:: Challenge ::
Which lines in the material below contain the word "加强培训"? Copy each of them.

[Records excerpted from a collection]
......

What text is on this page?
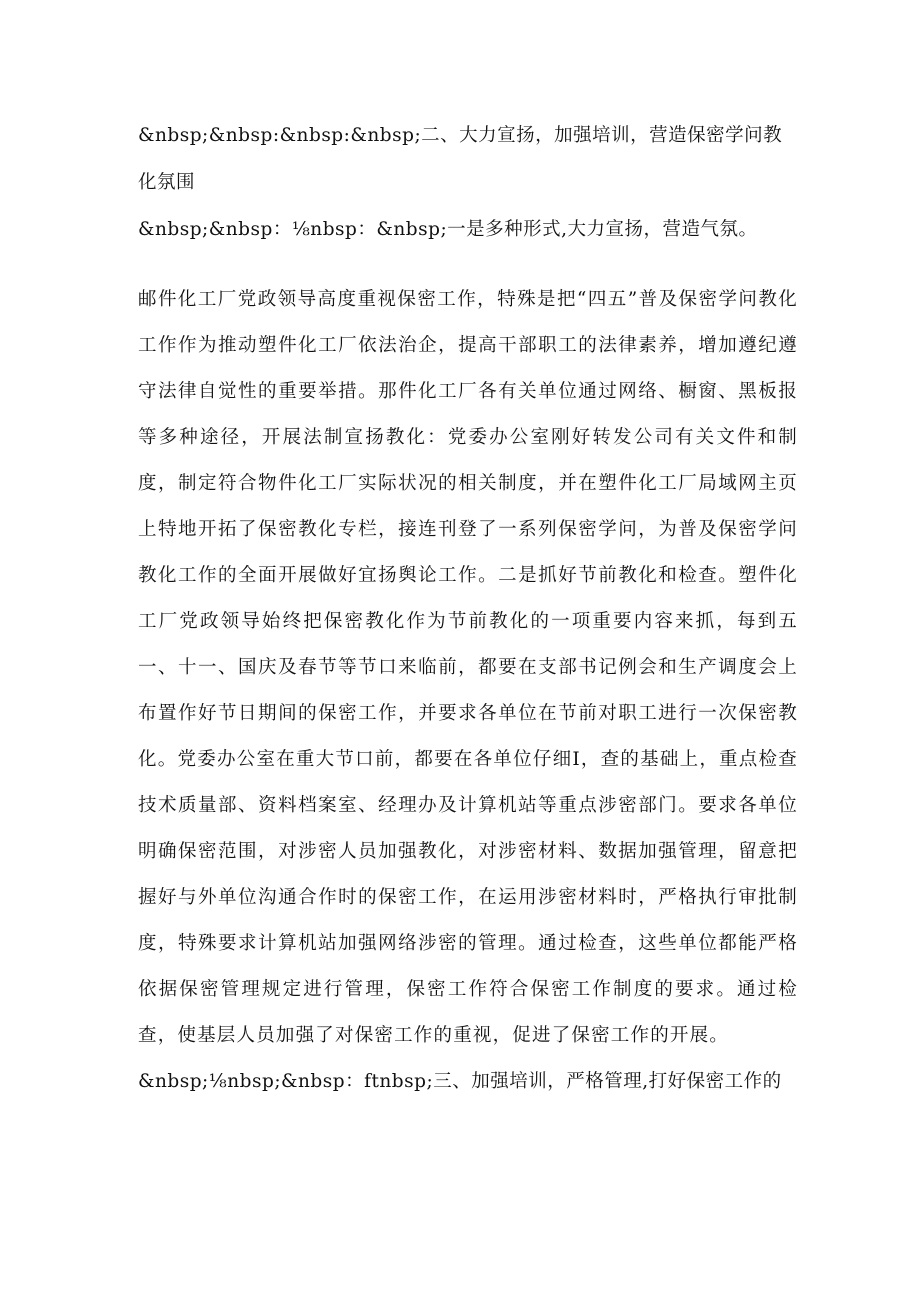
&nbsp;&nbsp:&nbsp:&nbsp;二、大力宣扬，加强培训，营造保密学问教化氛围

&nbsp;&nbsp：⅛nbsp：&nbsp;一是多种形式,大力宣扬，营造气氛。

邮件化工厂党政领导高度重视保密工作，特殊是把“四五”普及保密学问教化工作作为推动塑件化工厂依法治企，提高干部职工的法律素养，增加遵纪遵守法律自觉性的重要举措。那件化工厂各有关单位通过网络、橱窗、黑板报等多种途径，开展法制宣扬教化：党委办公室刚好转发公司有关文件和制度，制定符合物件化工厂实际状况的相关制度，并在塑件化工厂局域网主页上特地开拓了保密教化专栏，接连刊登了一系列保密学问，为普及保密学问教化工作的全面开展做好宜扬舆论工作。二是抓好节前教化和检查。塑件化工厂党政领导始终把保密教化作为节前教化的一项重要内容来抓，每到五一、十一、国庆及春节等节口来临前，都要在支部书记例会和生产调度会上布置作好节日期间的保密工作，并要求各单位在节前对职工进行一次保密教化。党委办公室在重大节口前，都要在各单位仔细I，查的基础上，重点检查技术质量部、资料档案室、经理办及计算机站等重点涉密部门。要求各单位明确保密范围，对涉密人员加强教化，对涉密材料、数据加强管理，留意把握好与外单位沟通合作时的保密工作，在运用涉密材料时，严格执行审批制度，特殊要求计算机站加强网络涉密的管理。通过检查，这些单位都能严格依据保密管理规定进行管理，保密工作符合保密工作制度的要求。通过检查，使基层人员加强了对保密工作的重视，促进了保密工作的开展。

&nbsp;⅛nbsp;&nbsp：ftnbsp;三、加强培训，严格管理,打好保密工作的
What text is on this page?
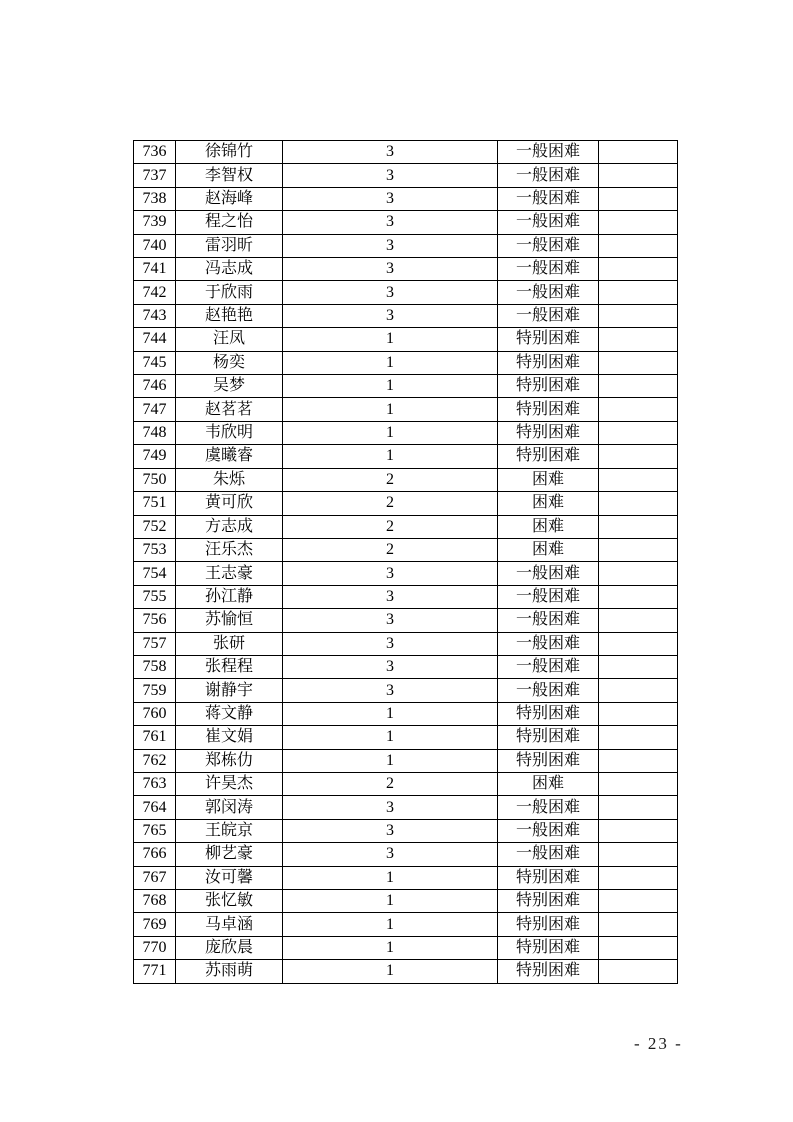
736	徐锦竹	3	一般困难	
737	李智权	3	一般困难	
738	赵海峰	3	一般困难	
739	程之怡	3	一般困难	
740	雷羽昕	3	一般困难	
741	冯志成	3	一般困难	
742	于欣雨	3	一般困难	
743	赵艳艳	3	一般困难	
744	汪凤	1	特别困难	
745	杨奕	1	特别困难	
746	吴梦	1	特别困难	
747	赵茗茗	1	特别困难	
748	韦欣明	1	特别困难	
749	虞曦睿	1	特别困难	
750	朱烁	2	困难	
751	黄可欣	2	困难	
752	方志成	2	困难	
753	汪乐杰	2	困难	
754	王志豪	3	一般困难	
755	孙江静	3	一般困难	
756	苏愉恒	3	一般困难	
757	张研	3	一般困难	
758	张程程	3	一般困难	
759	谢静宇	3	一般困难	
760	蒋文静	1	特别困难	
761	崔文娟	1	特别困难	
762	郑栋仂	1	特别困难	
763	许昊杰	2	困难	
764	郭闵涛	3	一般困难	
765	王皖京	3	一般困难	
766	柳艺豪	3	一般困难	
767	汝可馨	1	特别困难	
768	张忆敏	1	特别困难	
769	马卓涵	1	特别困难	
770	庞欣晨	1	特别困难	
771	苏雨萌	1	特别困难	
- 23 -
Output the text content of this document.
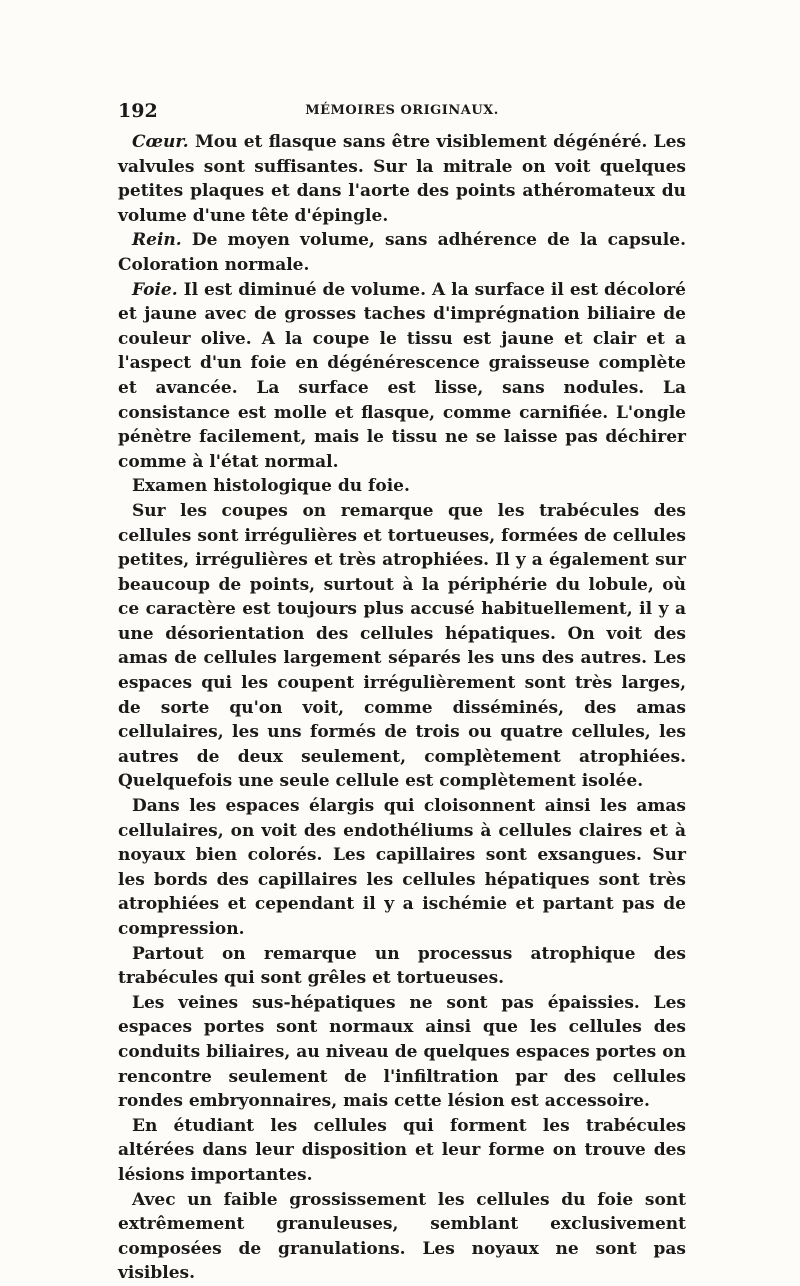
192	MÉMOIRES ORIGINAUX.

Cœur. Mou et flasque sans être visiblement dégénéré. Les valvules sont suffisantes. Sur la mitrale on voit quelques petites plaques et dans l'aorte des points athéromateux du volume d'une tête d'épingle.

Rein. De moyen volume, sans adhérence de la capsule. Coloration normale.

Foie. Il est diminué de volume. A la surface il est décoloré et jaune avec de grosses taches d'imprégnation biliaire de couleur olive. A la coupe le tissu est jaune et clair et a l'aspect d'un foie en dégénérescence graisseuse complète et avancée. La surface est lisse, sans nodules. La consistance est molle et flasque, comme carnifiée. L'ongle pénètre facilement, mais le tissu ne se laisse pas déchirer comme à l'état normal.

Examen histologique du foie.

Sur les coupes on remarque que les trabécules des cellules sont irrégulières et tortueuses, formées de cellules petites, irrégulières et très atrophiées. Il y a également sur beaucoup de points, surtout à la périphérie du lobule, où ce caractère est toujours plus accusé habituellement, il y a une désorientation des cellules hépatiques. On voit des amas de cellules largement séparés les uns des autres. Les espaces qui les coupent irrégulièrement sont très larges, de sorte qu'on voit, comme disséminés, des amas cellulaires, les uns formés de trois ou quatre cellules, les autres de deux seulement, complètement atrophiées. Quelquefois une seule cellule est complètement isolée.

Dans les espaces élargis qui cloisonnent ainsi les amas cellulaires, on voit des endothéliums à cellules claires et à noyaux bien colorés. Les capillaires sont exsangues. Sur les bords des capillaires les cellules hépatiques sont très atrophiées et cependant il y a ischémie et partant pas de compression.

Partout on remarque un processus atrophique des trabécules qui sont grêles et tortueuses.

Les veines sus-hépatiques ne sont pas épaissies. Les espaces portes sont normaux ainsi que les cellules des conduits biliaires, au niveau de quelques espaces portes on rencontre seulement de l'infiltration par des cellules rondes embryonnaires, mais cette lésion est accessoire.

En étudiant les cellules qui forment les trabécules altérées dans leur disposition et leur forme on trouve des lésions importantes.

Avec un faible grossissement les cellules du foie sont extrêmement granuleuses, semblant exclusivement composées de granulations. Les noyaux ne sont pas visibles.
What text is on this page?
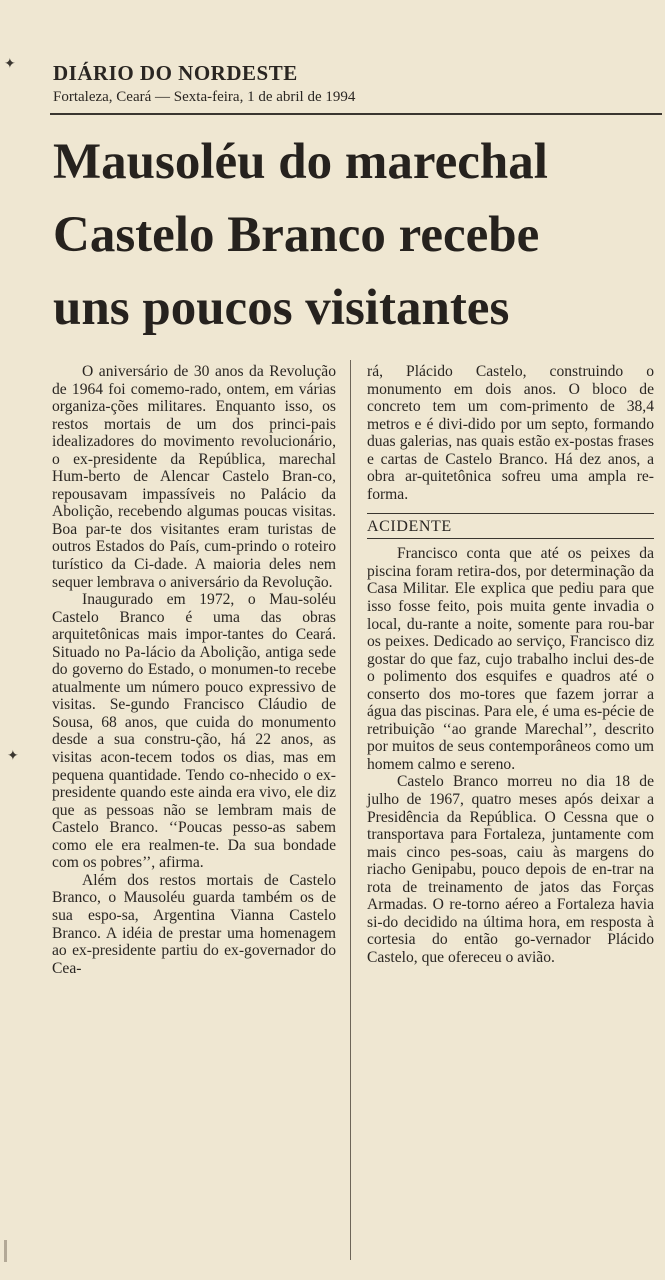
✦
✦
DIÁRIO DO NORDESTE
Fortaleza, Ceará — Sexta-feira, 1 de abril de 1994
Mausoléu do marechal
Castelo Branco recebe
uns poucos visitantes

O aniversário de 30 anos da Revolução de 1964 foi comemo-rado, ontem, em várias organiza-ções militares. Enquanto isso, os restos mortais de um dos princi-pais idealizadores do movimento revolucionário, o ex-presidente da República, marechal Hum-berto de Alencar Castelo Bran-co, repousavam impassíveis no Palácio da Abolição, recebendo algumas poucas visitas. Boa par-te dos visitantes eram turistas de outros Estados do País, cum-prindo o roteiro turístico da Ci-dade. A maioria deles nem sequer lembrava o aniversário da Revolução.

Inaugurado em 1972, o Mau-soléu Castelo Branco é uma das obras arquitetônicas mais impor-tantes do Ceará. Situado no Pa-lácio da Abolição, antiga sede do governo do Estado, o monumen-to recebe atualmente um número pouco expressivo de visitas. Se-gundo Francisco Cláudio de Sousa, 68 anos, que cuida do monumento desde a sua constru-ção, há 22 anos, as visitas acon-tecem todos os dias, mas em pequena quantidade. Tendo co-nhecido o ex-presidente quando este ainda era vivo, ele diz que as pessoas não se lembram mais de Castelo Branco. ‘‘Poucas pesso-as sabem como ele era realmen-te. Da sua bondade com os pobres’’, afirma.

Além dos restos mortais de Castelo Branco, o Mausoléu guarda também os de sua espo-sa, Argentina Vianna Castelo Branco. A idéia de prestar uma homenagem ao ex-presidente partiu do ex-governador do Cea-

rá, Plácido Castelo, construindo o monumento em dois anos. O bloco de concreto tem um com-primento de 38,4 metros e é divi-dido por um septo, formando duas galerias, nas quais estão ex-postas frases e cartas de Castelo Branco. Há dez anos, a obra ar-quitetônica sofreu uma ampla re-forma.

ACIDENTE

Francisco conta que até os peixes da piscina foram retira-dos, por determinação da Casa Militar. Ele explica que pediu para que isso fosse feito, pois muita gente invadia o local, du-rante a noite, somente para rou-bar os peixes. Dedicado ao serviço, Francisco diz gostar do que faz, cujo trabalho inclui des-de o polimento dos esquifes e quadros até o conserto dos mo-tores que fazem jorrar a água das piscinas. Para ele, é uma es-pécie de retribuição ‘‘ao grande Marechal’’, descrito por muitos de seus contemporâneos como um homem calmo e sereno.

Castelo Branco morreu no dia 18 de julho de 1967, quatro meses após deixar a Presidência da República. O Cessna que o transportava para Fortaleza, juntamente com mais cinco pes-soas, caiu às margens do riacho Genipabu, pouco depois de en-trar na rota de treinamento de jatos das Forças Armadas. O re-torno aéreo a Fortaleza havia si-do decidido na última hora, em resposta à cortesia do então go-vernador Plácido Castelo, que ofereceu o avião.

......

:: Response ::
&nbsp;&nbsp:&nbsp:&nbsp;二、大力宣扬，加强培训，营造保密学问教化氛围
&nbsp;⅛nbsp;&nbsp：ftnbsp;三、加强培训，严格管理,打好保密工作的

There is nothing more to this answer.